» Objective
Narrow the data below down to the lines containing "this".

» Excerpted data
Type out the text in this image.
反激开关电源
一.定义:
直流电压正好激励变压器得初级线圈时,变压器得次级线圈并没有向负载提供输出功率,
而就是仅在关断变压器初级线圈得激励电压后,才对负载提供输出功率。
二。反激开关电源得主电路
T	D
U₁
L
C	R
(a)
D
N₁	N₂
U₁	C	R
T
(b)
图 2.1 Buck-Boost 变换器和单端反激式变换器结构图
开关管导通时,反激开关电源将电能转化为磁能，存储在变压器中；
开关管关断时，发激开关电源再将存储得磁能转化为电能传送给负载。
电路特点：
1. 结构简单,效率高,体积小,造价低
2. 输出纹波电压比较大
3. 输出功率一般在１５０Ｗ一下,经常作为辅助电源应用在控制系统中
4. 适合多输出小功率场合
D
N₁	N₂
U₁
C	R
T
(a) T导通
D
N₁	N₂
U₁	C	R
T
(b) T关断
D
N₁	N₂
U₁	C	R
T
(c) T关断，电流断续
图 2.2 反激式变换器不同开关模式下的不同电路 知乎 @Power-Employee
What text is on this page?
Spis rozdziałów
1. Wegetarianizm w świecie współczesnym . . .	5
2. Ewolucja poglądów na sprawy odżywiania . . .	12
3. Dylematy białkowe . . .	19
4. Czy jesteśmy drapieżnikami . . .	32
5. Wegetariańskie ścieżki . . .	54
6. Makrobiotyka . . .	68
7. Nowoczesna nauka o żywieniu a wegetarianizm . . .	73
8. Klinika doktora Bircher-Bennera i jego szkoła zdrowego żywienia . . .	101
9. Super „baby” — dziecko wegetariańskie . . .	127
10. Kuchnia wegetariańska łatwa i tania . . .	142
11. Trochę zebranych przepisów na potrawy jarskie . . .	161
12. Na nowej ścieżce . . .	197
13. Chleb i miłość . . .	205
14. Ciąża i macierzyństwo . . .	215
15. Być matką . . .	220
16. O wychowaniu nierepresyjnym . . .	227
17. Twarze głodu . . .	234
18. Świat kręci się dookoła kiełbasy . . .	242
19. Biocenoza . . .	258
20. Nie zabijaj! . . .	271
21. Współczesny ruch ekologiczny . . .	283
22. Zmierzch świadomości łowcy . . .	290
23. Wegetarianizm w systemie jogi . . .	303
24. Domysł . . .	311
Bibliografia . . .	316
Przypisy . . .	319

» Expected answer
Type out the text in this image.
What text is on this page?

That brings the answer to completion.